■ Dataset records
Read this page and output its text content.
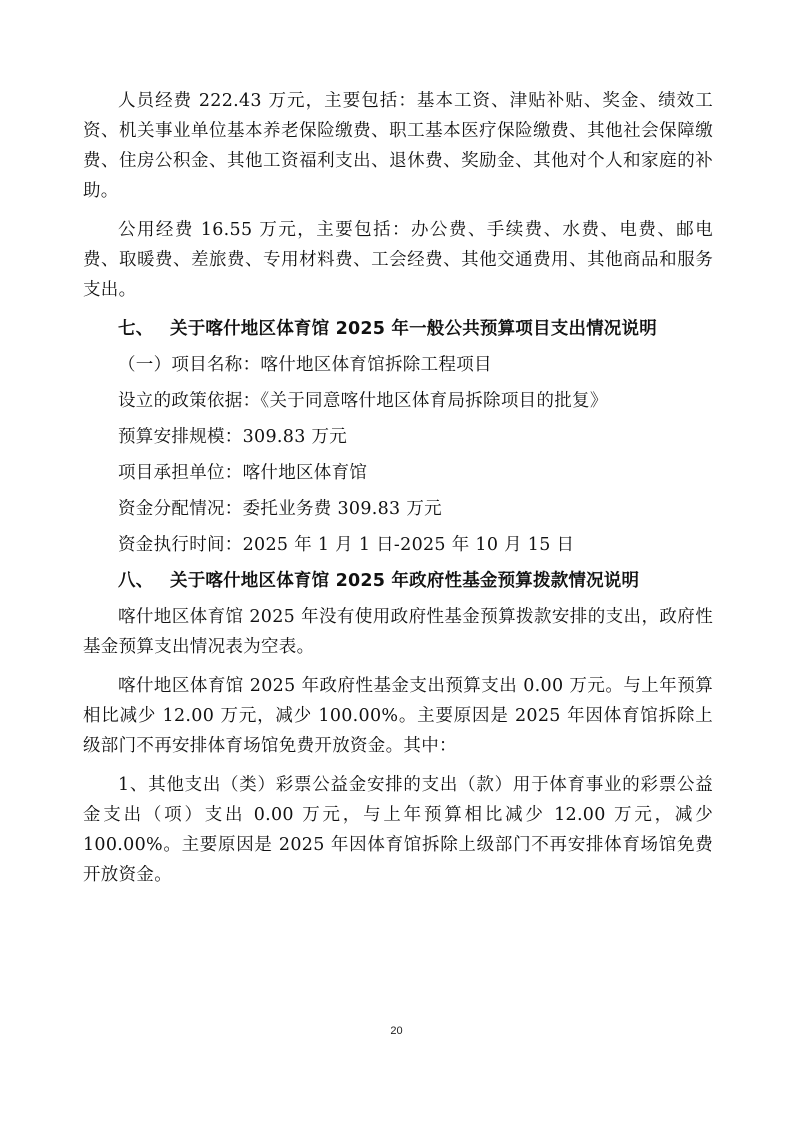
人员经费 222.43 万元，主要包括：基本工资、津贴补贴、奖金、绩效工资、机关事业单位基本养老保险缴费、职工基本医疗保险缴费、其他社会保障缴费、住房公积金、其他工资福利支出、退休费、奖励金、其他对个人和家庭的补助。

公用经费 16.55 万元，主要包括：办公费、手续费、水费、电费、邮电费、取暖费、差旅费、专用材料费、工会经费、其他交通费用、其他商品和服务支出。

七、 关于喀什地区体育馆 2025 年一般公共预算项目支出情况说明

（一）项目名称：喀什地区体育馆拆除工程项目

设立的政策依据：《关于同意喀什地区体育局拆除项目的批复》

预算安排规模：309.83 万元

项目承担单位：喀什地区体育馆

资金分配情况：委托业务费 309.83 万元

资金执行时间：2025 年 1 月 1 日-2025 年 10 月 15 日

八、 关于喀什地区体育馆 2025 年政府性基金预算拨款情况说明

喀什地区体育馆 2025 年没有使用政府性基金预算拨款安排的支出，政府性基金预算支出情况表为空表。

喀什地区体育馆 2025 年政府性基金支出预算支出 0.00 万元。与上年预算相比减少 12.00 万元，减少 100.00%。主要原因是 2025 年因体育馆拆除上级部门不再安排体育场馆免费开放资金。其中：

1、其他支出（类）彩票公益金安排的支出（款）用于体育事业的彩票公益金支出（项）支出 0.00 万元，与上年预算相比减少 12.00 万元，减少 100.00%。主要原因是 2025 年因体育馆拆除上级部门不再安排体育场馆免费开放资金。

20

■ Exercise
Pictures in the records above should not be copied. Repeat everything else exactly.

■ The completed task
Read this page and output its text content.
人员经费 222.43 万元，主要包括：基本工资、津贴补贴、奖金、绩效工资、机关事业单位基本养老保险缴费、职工基本医疗保险缴费、其他社会保障缴费、住房公积金、其他工资福利支出、退休费、奖励金、其他对个人和家庭的补助。

公用经费 16.55 万元，主要包括：办公费、手续费、水费、电费、邮电费、取暖费、差旅费、专用材料费、工会经费、其他交通费用、其他商品和服务支出。

七、 关于喀什地区体育馆 2025 年一般公共预算项目支出情况说明

（一）项目名称：喀什地区体育馆拆除工程项目

设立的政策依据：《关于同意喀什地区体育局拆除项目的批复》

预算安排规模：309.83 万元

项目承担单位：喀什地区体育馆

资金分配情况：委托业务费 309.83 万元

资金执行时间：2025 年 1 月 1 日-2025 年 10 月 15 日

八、 关于喀什地区体育馆 2025 年政府性基金预算拨款情况说明

喀什地区体育馆 2025 年没有使用政府性基金预算拨款安排的支出，政府性基金预算支出情况表为空表。

喀什地区体育馆 2025 年政府性基金支出预算支出 0.00 万元。与上年预算相比减少 12.00 万元，减少 100.00%。主要原因是 2025 年因体育馆拆除上级部门不再安排体育场馆免费开放资金。其中：

1、其他支出（类）彩票公益金安排的支出（款）用于体育事业的彩票公益金支出（项）支出 0.00 万元，与上年预算相比减少 12.00 万元，减少 100.00%。主要原因是 2025 年因体育馆拆除上级部门不再安排体育场馆免费开放资金。

20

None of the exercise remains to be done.